:: Material for this task ::
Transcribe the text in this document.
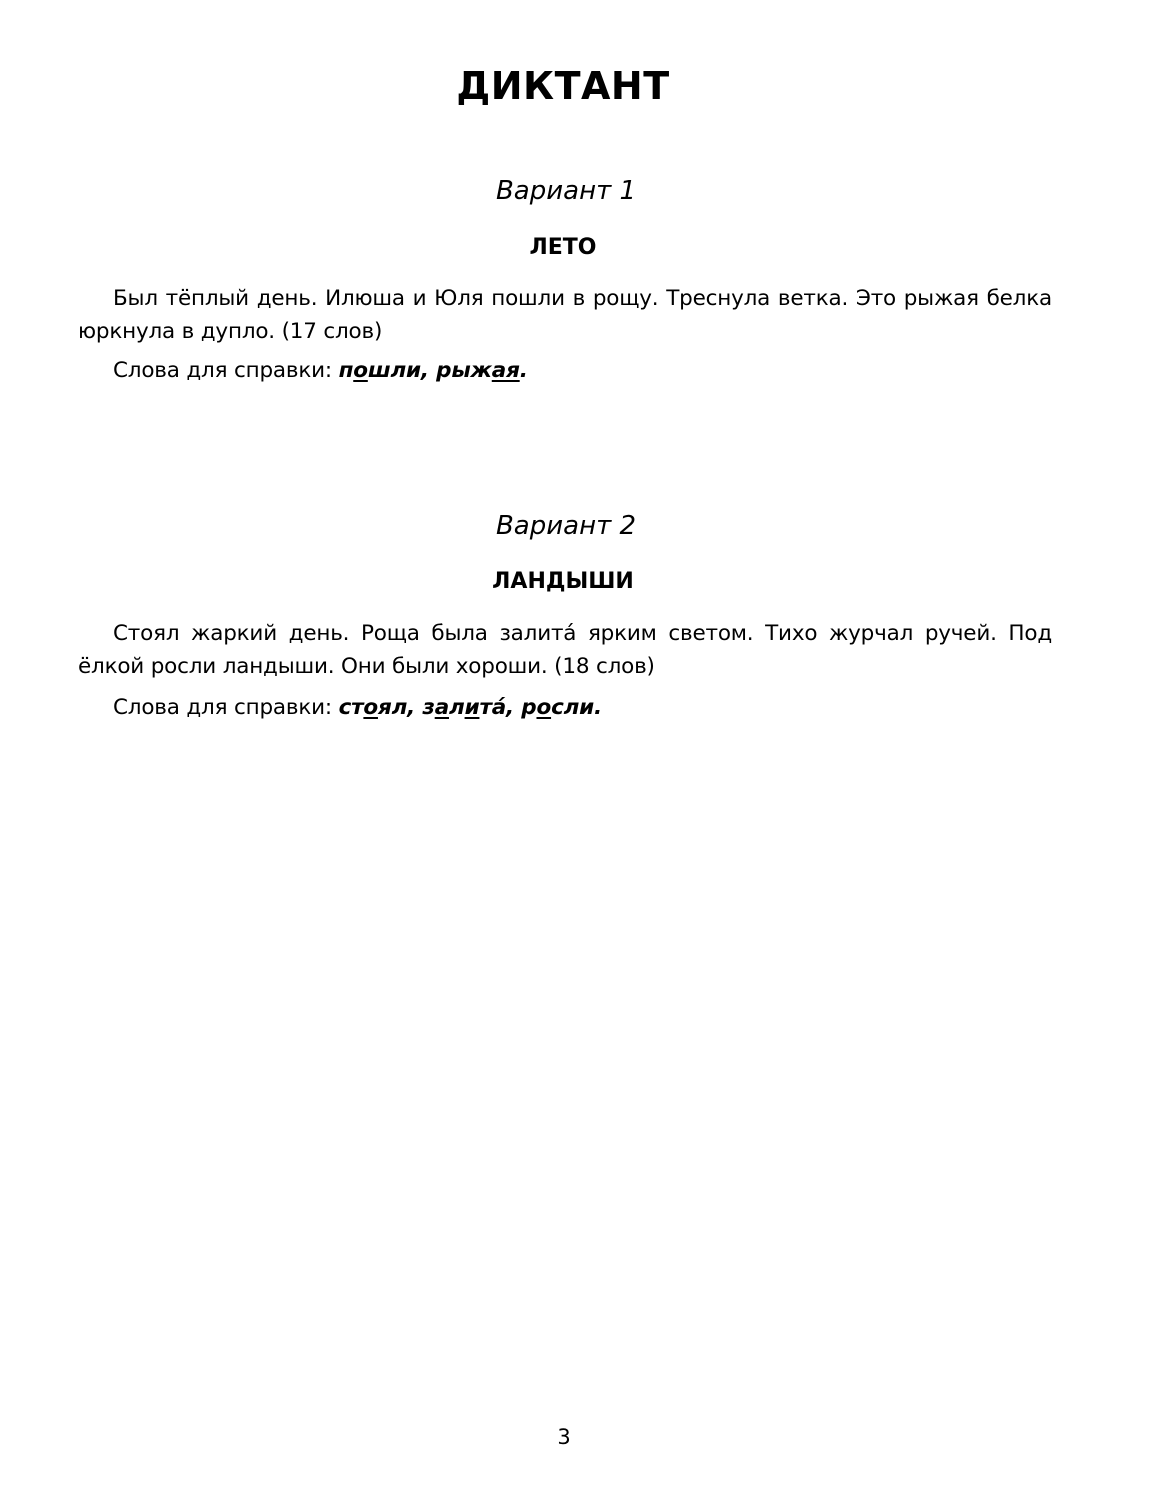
ДИКТАНТ
Вариант 1
ЛЕТО
Был тёплый день. Илюша и Юля пошли в рощу. Треснула ветка. Это рыжая белка юркнула в дупло. (17 слов)
Слова для справки: пошли, рыжая.
Вариант 2
ЛАНДЫШИ
Стоял жаркий день. Роща была залита́ ярким светом. Тихо журчал ручей. Под ёлкой росли ландыши. Они были хороши. (18 слов)
Слова для справки: стоял, залита́, росли.
3
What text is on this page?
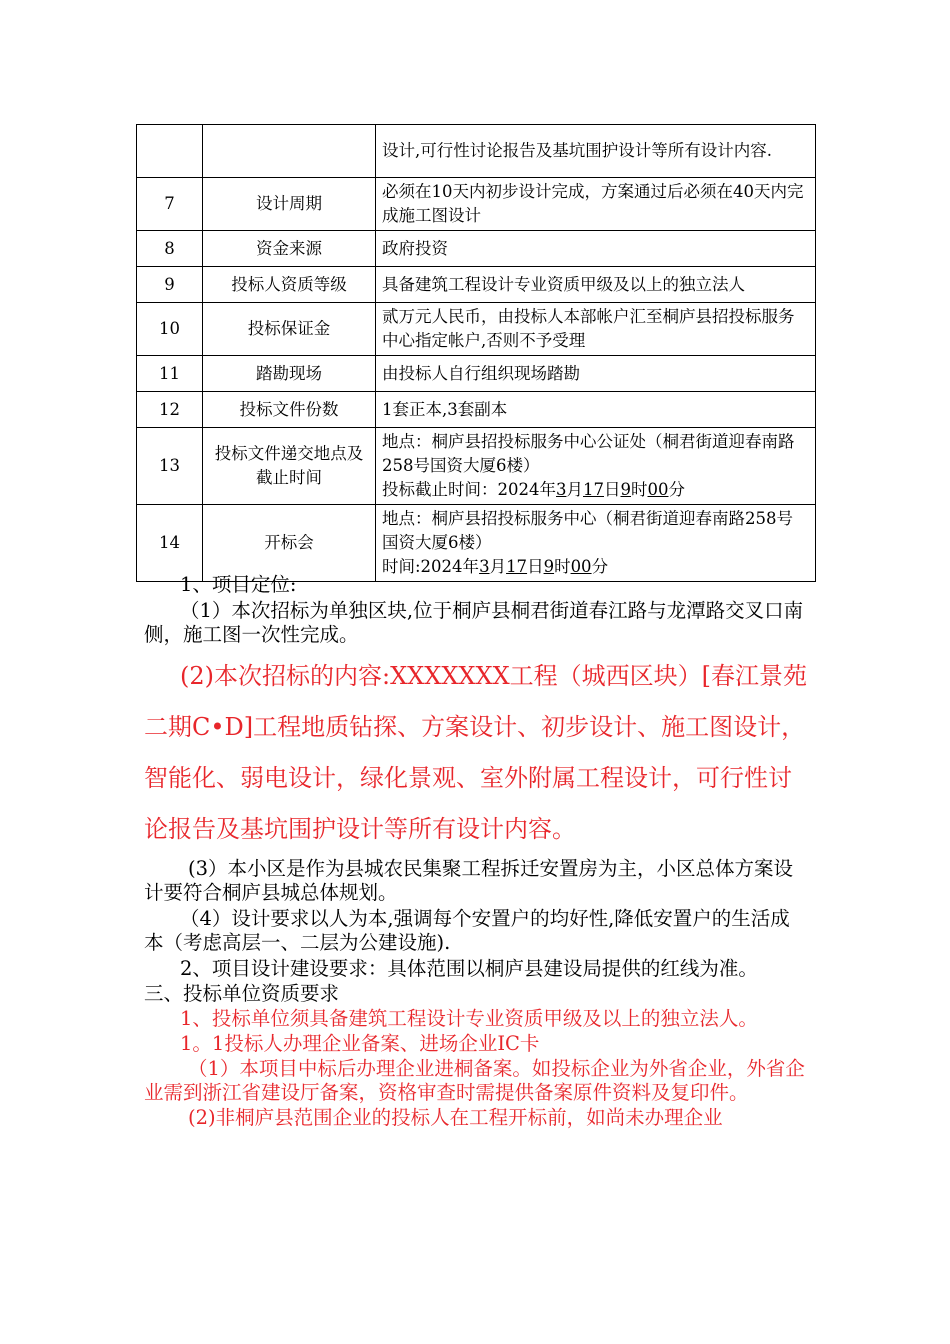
		设计,可行性讨论报告及基坑围护设计等所有设计内容.
7	设计周期	必须在10天内初步设计完成，方案通过后必须在40天内完成施工图设计
8	资金来源	政府投资
9	投标人资质等级	具备建筑工程设计专业资质甲级及以上的独立法人
10	投标保证金	贰万元人民币，由投标人本部帐户汇至桐庐县招投标服务中心指定帐户,否则不予受理
11	踏勘现场	由投标人自行组织现场踏勘
12	投标文件份数	1套正本,3套副本
13	投标文件递交地点及截止时间	地点：桐庐县招投标服务中心公证处（桐君街道迎春南路258号国资大厦6楼）
投标截止时间：2024年3月17日9时00分

14	开标会	地点：桐庐县招投标服务中心（桐君街道迎春南路258号国资大厦6楼）
时间:2024年3月17日9时00分

1、项目定位:

（1）本次招标为单独区块,位于桐庐县桐君街道春江路与龙潭路交叉口南侧，施工图一次性完成。

(2)本次招标的内容:XXXXXXX工程（城西区块）[春江景苑二期C•D]工程地质钻探、方案设计、初步设计、施工图设计，智能化、弱电设计，绿化景观、室外附属工程设计，可行性讨论报告及基坑围护设计等所有设计内容。

(3）本小区是作为县城农民集聚工程拆迁安置房为主，小区总体方案设计要符合桐庐县城总体规划。

（4）设计要求以人为本,强调每个安置户的均好性,降低安置户的生活成本（考虑高层一、二层为公建设施).

2、项目设计建设要求：具体范围以桐庐县建设局提供的红线为准。

三、投标单位资质要求

1、投标单位须具备建筑工程设计专业资质甲级及以上的独立法人。

1。1投标人办理企业备案、进场企业IC卡

（1）本项目中标后办理企业进桐备案。如投标企业为外省企业，外省企业需到浙江省建设厅备案，资格审查时需提供备案原件资料及复印件。

(2)非桐庐县范围企业的投标人在工程开标前，如尚未办理企业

:: Goal ::
Extract the lines beginning with the one that contains "What text is on this page?" and ending with the last line of the listing. Keep them exact and drop the pictures.

:: Output below ::
What text is on this page?
		设计,可行性讨论报告及基坑围护设计等所有设计内容.
7	设计周期	必须在10天内初步设计完成，方案通过后必须在40天内完成施工图设计
8	资金来源	政府投资
9	投标人资质等级	具备建筑工程设计专业资质甲级及以上的独立法人
10	投标保证金	贰万元人民币，由投标人本部帐户汇至桐庐县招投标服务中心指定帐户,否则不予受理
11	踏勘现场	由投标人自行组织现场踏勘
12	投标文件份数	1套正本,3套副本
13	投标文件递交地点及截止时间	地点：桐庐县招投标服务中心公证处（桐君街道迎春南路258号国资大厦6楼）
投标截止时间：2024年3月17日9时00分

14	开标会	地点：桐庐县招投标服务中心（桐君街道迎春南路258号国资大厦6楼）
时间:2024年3月17日9时00分

1、项目定位:

（1）本次招标为单独区块,位于桐庐县桐君街道春江路与龙潭路交叉口南侧，施工图一次性完成。

(2)本次招标的内容:XXXXXXX工程（城西区块）[春江景苑二期C•D]工程地质钻探、方案设计、初步设计、施工图设计，智能化、弱电设计，绿化景观、室外附属工程设计，可行性讨论报告及基坑围护设计等所有设计内容。

(3）本小区是作为县城农民集聚工程拆迁安置房为主，小区总体方案设计要符合桐庐县城总体规划。

（4）设计要求以人为本,强调每个安置户的均好性,降低安置户的生活成本（考虑高层一、二层为公建设施).

2、项目设计建设要求：具体范围以桐庐县建设局提供的红线为准。

三、投标单位资质要求

1、投标单位须具备建筑工程设计专业资质甲级及以上的独立法人。

1。1投标人办理企业备案、进场企业IC卡

（1）本项目中标后办理企业进桐备案。如投标企业为外省企业，外省企业需到浙江省建设厅备案，资格审查时需提供备案原件资料及复印件。

(2)非桐庐县范围企业的投标人在工程开标前，如尚未办理企业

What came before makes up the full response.